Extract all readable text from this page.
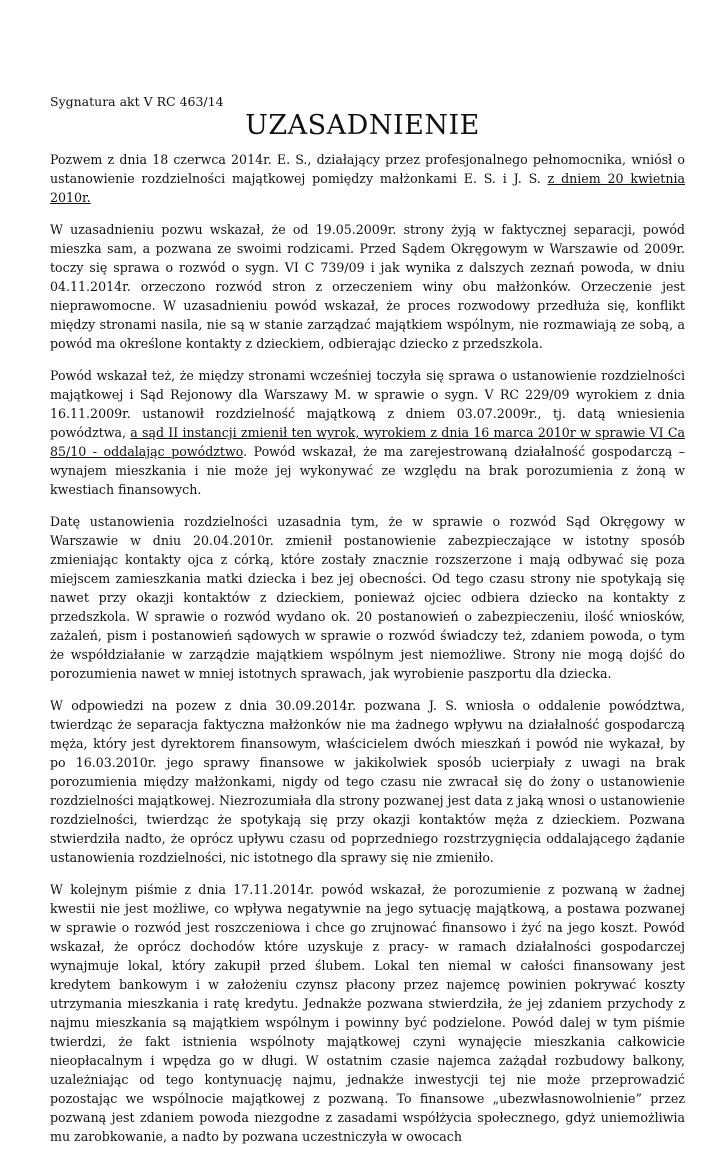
Sygnatura akt V RC 463/14

UZASADNIENIE

Pozwem z dnia 18 czerwca 2014r. E. S., działający przez profesjonalnego pełnomocnika, wniósł o ustanowienie rozdzielności majątkowej pomiędzy małżonkami E. S. i J. S. z dniem 20 kwietnia 2010r.

W uzasadnieniu pozwu wskazał, że od 19.05.2009r. strony żyją w faktycznej separacji, powód mieszka sam, a pozwana ze swoimi rodzicami. Przed Sądem Okręgowym w Warszawie od 2009r. toczy się sprawa o rozwód o sygn. VI C 739/09 i jak wynika z dalszych zeznań powoda, w dniu 04.11.2014r. orzeczono rozwód stron z orzeczeniem winy obu małżonków. Orzeczenie jest nieprawomocne. W uzasadnieniu powód wskazał, że proces rozwodowy przedłuża się, konflikt między stronami nasila, nie są w stanie zarządzać majątkiem wspólnym, nie rozmawiają ze sobą, a powód ma określone kontakty z dzieckiem, odbierając dziecko z przedszkola.

Powód wskazał też, że między stronami wcześniej toczyła się sprawa o ustanowienie rozdzielności majątkowej i Sąd Rejonowy dla Warszawy M. w sprawie o sygn. V RC 229/09 wyrokiem z dnia 16.11.2009r. ustanowił rozdzielność majątkową z dniem 03.07.2009r., tj. datą wniesienia powództwa, a sąd II instancji zmienił ten wyrok, wyrokiem z dnia 16 marca 2010r w sprawie VI Ca 85/10 - oddalając powództwo. Powód wskazał, że ma zarejestrowaną działalność gospodarczą – wynajem mieszkania i nie może jej wykonywać ze względu na brak porozumienia z żoną w kwestiach finansowych.

Datę ustanowienia rozdzielności uzasadnia tym, że w sprawie o rozwód Sąd Okręgowy w Warszawie w dniu 20.04.2010r. zmienił postanowienie zabezpieczające w istotny sposób zmieniając kontakty ojca z córką, które zostały znacznie rozszerzone i mają odbywać się poza miejscem zamieszkania matki dziecka i bez jej obecności. Od tego czasu strony nie spotykają się nawet przy okazji kontaktów z dzieckiem, ponieważ ojciec odbiera dziecko na kontakty z przedszkola. W sprawie o rozwód wydano ok. 20 postanowień o zabezpieczeniu, ilość wniosków, zażaleń, pism i postanowień sądowych w sprawie o rozwód świadczy też, zdaniem powoda, o tym że współdziałanie w zarządzie majątkiem wspólnym jest niemożliwe. Strony nie mogą dojść do porozumienia nawet w mniej istotnych sprawach, jak wyrobienie paszportu dla dziecka.

W odpowiedzi na pozew z dnia 30.09.2014r. pozwana J. S. wniosła o oddalenie powództwa, twierdząc że separacja faktyczna małżonków nie ma żadnego wpływu na działalność gospodarczą męża, który jest dyrektorem finansowym, właścicielem dwóch mieszkań i powód nie wykazał, by po 16.03.2010r. jego sprawy finansowe w jakikolwiek sposób ucierpiały z uwagi na brak porozumienia między małżonkami, nigdy od tego czasu nie zwracał się do żony o ustanowienie rozdzielności majątkowej. Niezrozumiała dla strony pozwanej jest data z jaką wnosi o ustanowienie rozdzielności, twierdząc że spotykają się przy okazji kontaktów męża z dzieckiem. Pozwana stwierdziła nadto, że oprócz upływu czasu od poprzedniego rozstrzygnięcia oddalającego żądanie ustanowienia rozdzielności, nic istotnego dla sprawy się nie zmieniło.

W kolejnym piśmie z dnia 17.11.2014r. powód wskazał, że porozumienie z pozwaną w żadnej kwestii nie jest możliwe, co wpływa negatywnie na jego sytuację majątkową, a postawa pozwanej w sprawie o rozwód jest roszczeniowa i chce go zrujnować finansowo i żyć na jego koszt. Powód wskazał, że oprócz dochodów które uzyskuje z pracy- w ramach działalności gospodarczej wynajmuje lokal, który zakupił przed ślubem. Lokal ten niemal w całości finansowany jest kredytem bankowym i w założeniu czynsz płacony przez najemcę powinien pokrywać koszty utrzymania mieszkania i ratę kredytu. Jednakże pozwana stwierdziła, że jej zdaniem przychody z najmu mieszkania są majątkiem wspólnym i powinny być podzielone. Powód dalej w tym piśmie twierdzi, że fakt istnienia wspólnoty majątkowej czyni wynajęcie mieszkania całkowicie nieopłacalnym i wpędza go w długi. W ostatnim czasie najemca zażądał rozbudowy balkony, uzależniając od tego kontynuację najmu, jednakże inwestycji tej nie może przeprowadzić pozostając we wspólnocie majątkowej z pozwaną. To finansowe „ubezwłasnowolnienie” przez pozwaną jest zdaniem powoda niezgodne z zasadami współżycia społecznego, gdyż uniemożliwia mu zarobkowanie, a nadto by pozwana uczestniczyła w owocach
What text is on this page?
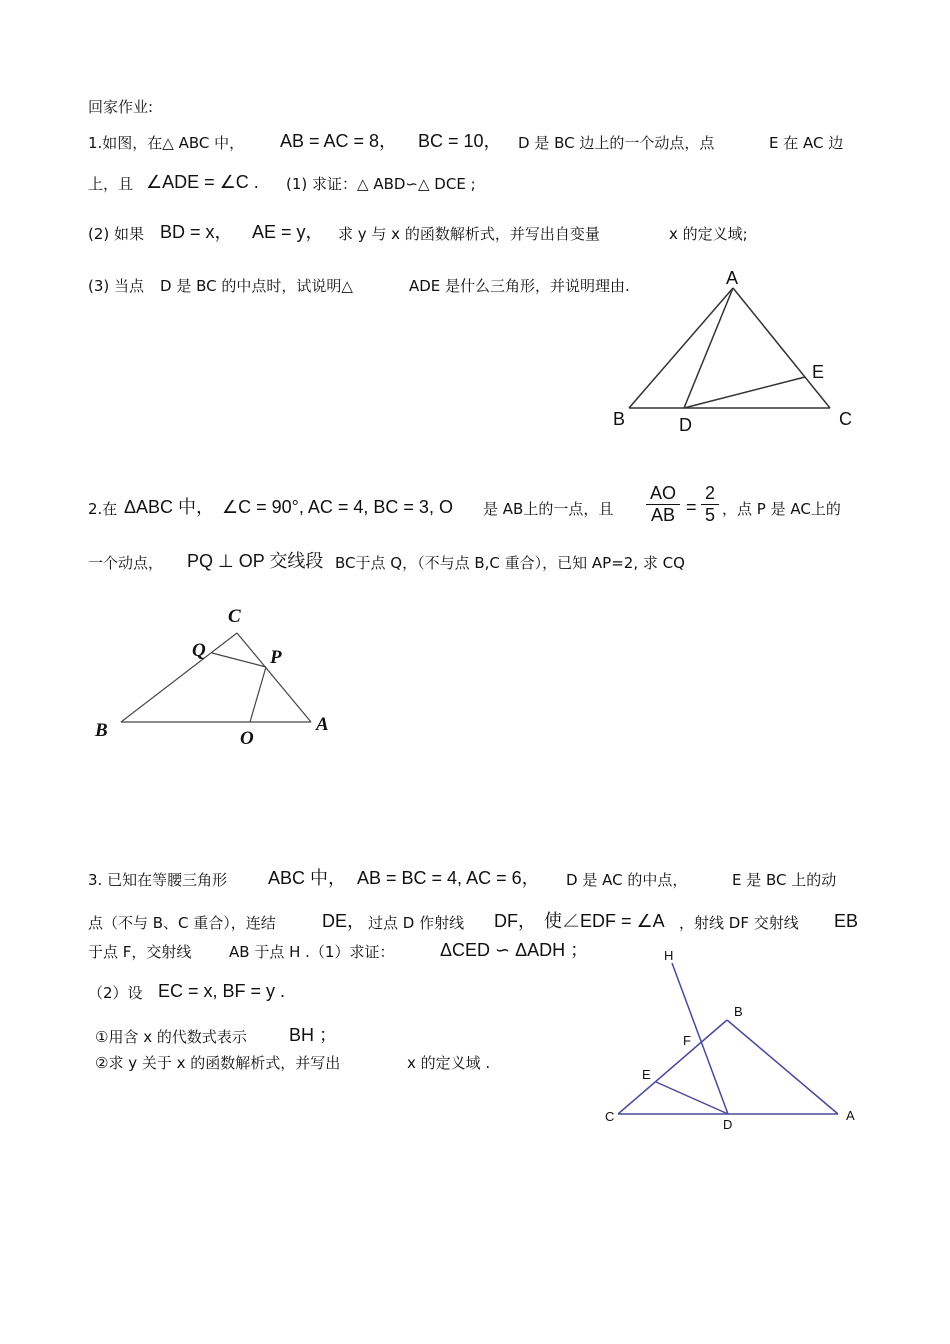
回家作业:
1.如图，在△ ABC 中， AB = AC = 8， BC = 10， D 是 BC 边上的一个动点，点	E 在 AC 边
上，且 ∠ADE = ∠C . (1) 求证：△ ABD∽△ DCE ;
(2) 如果 BD = x， AE = y， 求 y 与 x 的函数解析式，并写出自变量	x 的定义域;
(3) 当点 D 是 BC 的中点时，试说明△	ADE 是什么三角形，并说明理由.	A
B	C
D
E
C
Q	P
B	O
A
H
B
F
E
C
D
A
2.在 ΔABC 中， ∠C = 90°, AC = 4, BC = 3, O 是 AB上的一点，且 $\frac{AO}{AB} = \frac{2}{5}$ ，点 P 是 AC上的
一个动点， PQ ⊥ OP 交线段 BC于点 Q，（不与点 B,C 重合），已知 AP=2, 求 CQ
3. 已知在等腰三角形 ABC 中， AB = BC = 4, AC = 6， D 是 AC 的中点，	E 是 BC 上的动
点（不与 B、C 重合），连结	DE， 过点 D 作射线 DF， 使∠EDF = ∠A ，射线 DF 交射线 EB
于点 F，交射线	AB 于点 H .（1）求证：	ΔCED ∽ ΔADH ；
（2）设 EC = x, BF = y .
①用含 x 的代数式表示 BH ；
②求 y 关于 x 的函数解析式，并写出	x 的定义域 .
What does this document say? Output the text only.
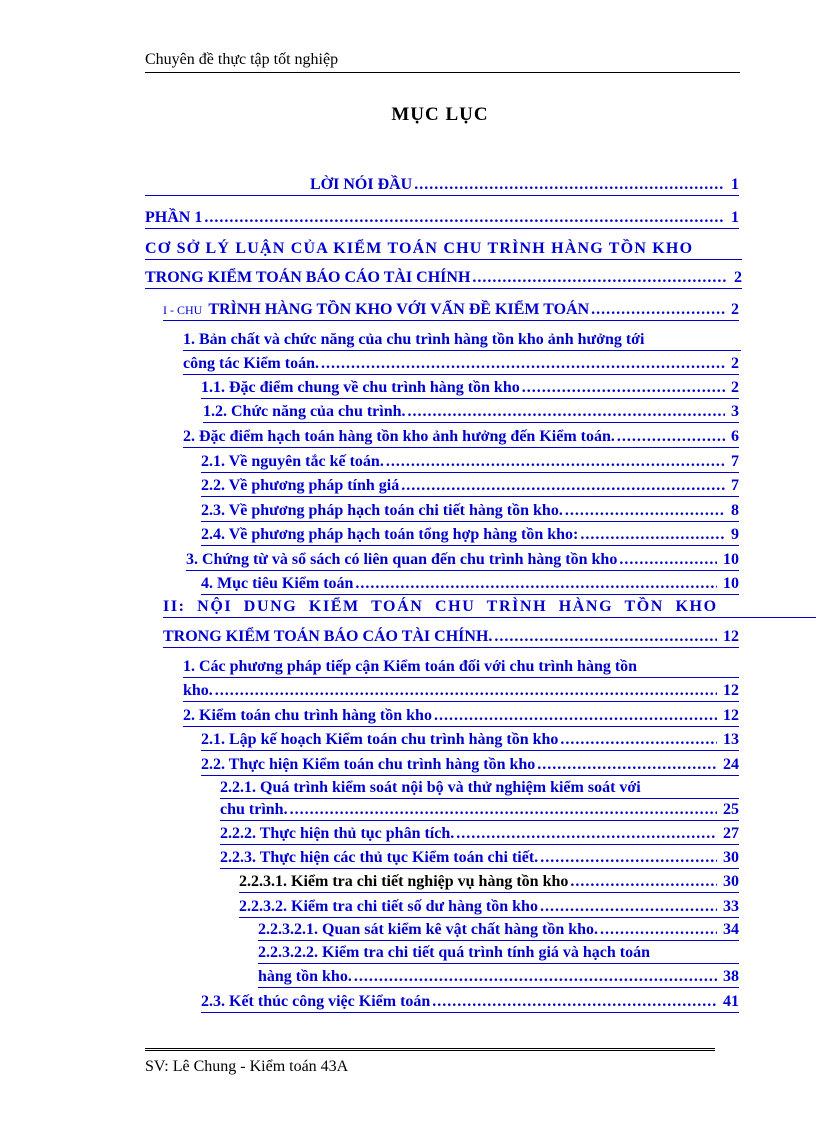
Chuyên đề thực tập tốt nghiệp
MỤC LỤC
LỜI NÓI ĐẦU .....	1
PHẦN 1 .....	1
CƠ SỞ LÝ LUẬN CỦA KIỂM TOÁN CHU TRÌNH HÀNG TỒN KHO
TRONG KIỂM TOÁN BÁO CÁO TÀI CHÍNH .....	2
I - CHU TRÌNH HÀNG TỒN KHO VỚI VẤN ĐỀ KIỂM TOÁN .....	2
1. Bản chất và chức năng của chu trình hàng tồn kho ảnh hưởng tới
công tác Kiểm toán. .....	2
1.1. Đặc điểm chung về chu trình hàng tồn kho .....	2
1.2. Chức năng của chu trình. .....	3
2. Đặc điểm hạch toán hàng tồn kho ảnh hưởng đến Kiểm toán. .....	6
2.1. Về nguyên tắc kế toán. .....	7
2.2. Về phương pháp tính giá .....	7
2.3. Về phương pháp hạch toán chi tiết hàng tồn kho. .....	8
2.4. Về phương pháp hạch toán tổng hợp hàng tồn kho: .....	9
3. Chứng từ và sổ sách có liên quan đến chu trình hàng tồn kho .....	10
4. Mục tiêu Kiểm toán .....	10
II: NỘI DUNG KIỂM TOÁN CHU TRÌNH HÀNG TỒN KHO
TRONG KIỂM TOÁN BÁO CÁO TÀI CHÍNH. .....	12
1. Các phương pháp tiếp cận Kiểm toán đối với chu trình hàng tồn
kho. .....	12
2. Kiểm toán chu trình hàng tồn kho .....	12
2.1. Lập kế hoạch Kiểm toán chu trình hàng tồn kho .....	13
2.2. Thực hiện Kiểm toán chu trình hàng tồn kho .....	24
2.2.1. Quá trình kiểm soát nội bộ và thử nghiệm kiểm soát với
chu trình. .....	25
2.2.2. Thực hiện thủ tục phân tích. .....	27
2.2.3. Thực hiện các thủ tục Kiểm toán chi tiết. .....	30
2.2.3.1. Kiểm tra chi tiết nghiệp vụ hàng tồn kho .....	30
2.2.3.2. Kiểm tra chi tiết số dư hàng tồn kho .....	33
2.2.3.2.1. Quan sát kiểm kê vật chất hàng tồn kho. .....	34
2.2.3.2.2. Kiểm tra chi tiết quá trình tính giá và hạch toán
hàng tồn kho. .....	38
2.3. Kết thúc công việc Kiểm toán .....	41
SV: Lê Chung - Kiểm toán 43A
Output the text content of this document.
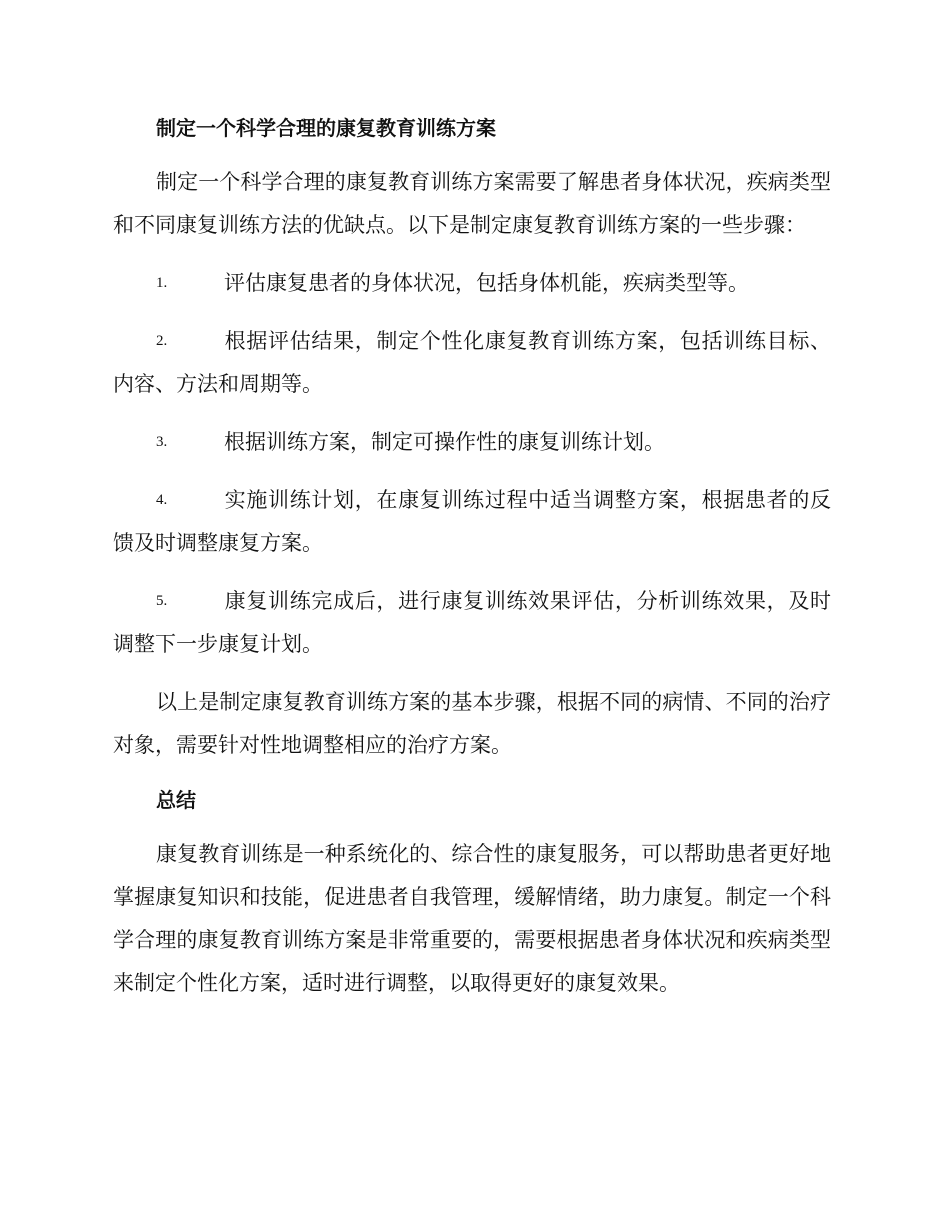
制定一个科学合理的康复教育训练方案

制定一个科学合理的康复教育训练方案需要了解患者身体状况，疾病类型和不同康复训练方法的优缺点。以下是制定康复教育训练方案的一些步骤：

1.	评估康复患者的身体状况，包括身体机能，疾病类型等。
2.	根据评估结果，制定个性化康复教育训练方案，包括训练目标、内容、方法和周期等。
3.	根据训练方案，制定可操作性的康复训练计划。
4.	实施训练计划，在康复训练过程中适当调整方案，根据患者的反馈及时调整康复方案。
5.	康复训练完成后，进行康复训练效果评估，分析训练效果，及时调整下一步康复计划。

以上是制定康复教育训练方案的基本步骤，根据不同的病情、不同的治疗对象，需要针对性地调整相应的治疗方案。

总结

康复教育训练是一种系统化的、综合性的康复服务，可以帮助患者更好地掌握康复知识和技能，促进患者自我管理，缓解情绪，助力康复。制定一个科学合理的康复教育训练方案是非常重要的，需要根据患者身体状况和疾病类型来制定个性化方案，适时进行调整，以取得更好的康复效果。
□ □ □ □
> **WORK INSTRUCTIONS**: Search the preceding listing for "công" and extract every line where it is found.

> **EXERCISE RESPONSE**:
công tác Kiểm toán. .....	2
2.3. Kết thúc công việc Kiểm toán .....	41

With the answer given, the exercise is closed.